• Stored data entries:
** start **
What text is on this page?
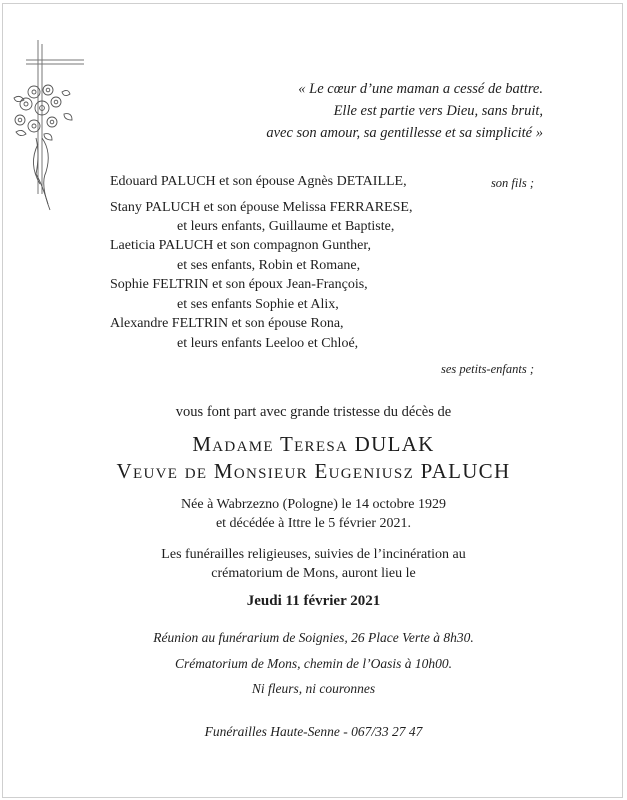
« Le cœur d’une maman a cessé de battre.
Elle est partie vers Dieu, sans bruit,
avec son amour, sa gentillesse et sa simplicité »
Edouard PALUCH et son épouse Agnès DETAILLE,	son fils ;
Stany PALUCH et son épouse Melissa FERRARESE,
et leurs enfants, Guillaume et Baptiste,
Laeticia PALUCH et son compagnon Gunther,
et ses enfants, Robin et Romane,
Sophie FELTRIN et son époux Jean-François,
et ses enfants Sophie et Alix,
Alexandre FELTRIN et son épouse Rona,
et leurs enfants Leeloo et Chloé,
ses petits-enfants ;
vous font part avec grande tristesse du décès de
Madame Teresa DULAK
Veuve de Monsieur Eugeniusz PALUCH
Née à Wabrzezno (Pologne) le 14 octobre 1929
et décédée à Ittre le 5 février 2021.
Les funérailles religieuses, suivies de l’incinération au
crématorium de Mons, auront lieu le
Jeudi 11 février 2021
Réunion au funérarium de Soignies, 26 Place Verte à 8h30.
Crématorium de Mons, chemin de l’Oasis à 10h00.
Ni fleurs, ni couronnes
Funérailles Haute-Senne - 067/33 27 47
** end **
• Short task: Where a line above includes "FELTRIN", copy that line.

• Reply to the exercise:
Sophie FELTRIN et son époux Jean-François,
Alexandre FELTRIN et son épouse Rona,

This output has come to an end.